List each line holding the string "sort".

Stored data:
☆ ☆ ☆ ☆

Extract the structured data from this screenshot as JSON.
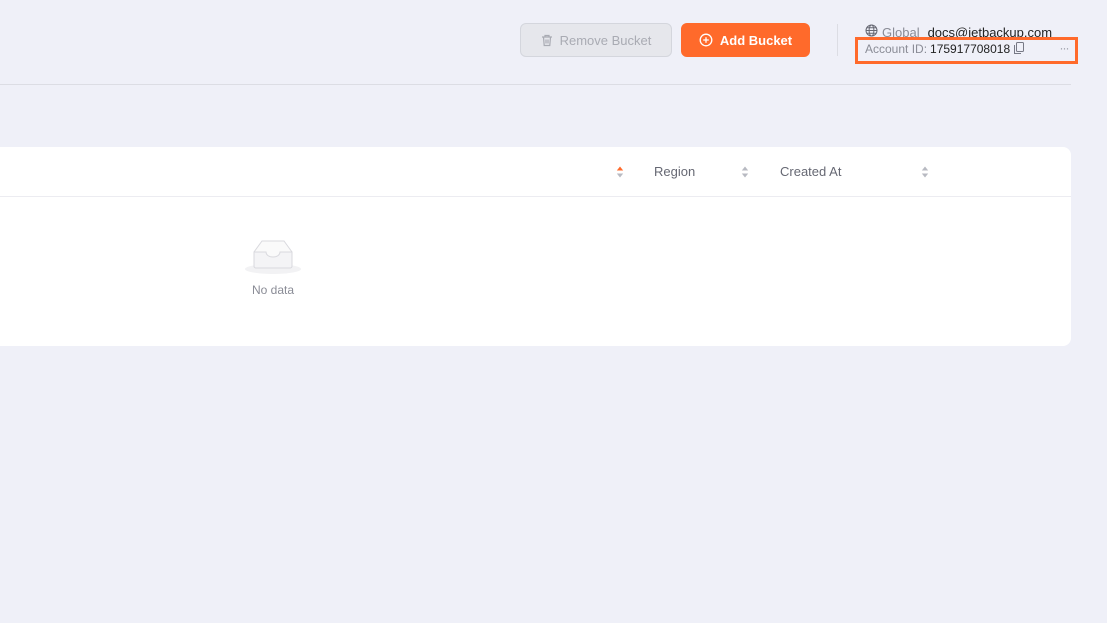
{
  "toolbar": {
    "remove_label": "Remove Bucket",
    "add_label": "Add Bucket"
  },
  "account": {
    "region": "Global",
    "email": "docs@jetbackup.com",
    "id_label": "Account ID:",
    "id_value": "175917708018",
    "more": "···"
  },
  "table": {
    "columns": [
      {
        "label": "",
        "sort": "ascending"
      },
      {
        "label": "Region",
        "sort": "none"
      },
      {
        "label": "Created At",
        "sort": "none"
      }
    ],
    "empty_text": "No data"
  },
  "colors": {
    "accent": "#ff6a2b",
    "background": "#eff0f8",
    "card": "#ffffff"
  },
  "icons": [
    "trash-icon",
    "plus-circle-icon",
    "globe-icon",
    "copy-icon",
    "more-icon",
    "sort-icon",
    "empty-inbox-icon"
  ]
}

☆ ☆ ☆ ☆

### Response below
        "sort": "ascending"
        "sort": "none"
        "sort": "none"
    "sort-icon",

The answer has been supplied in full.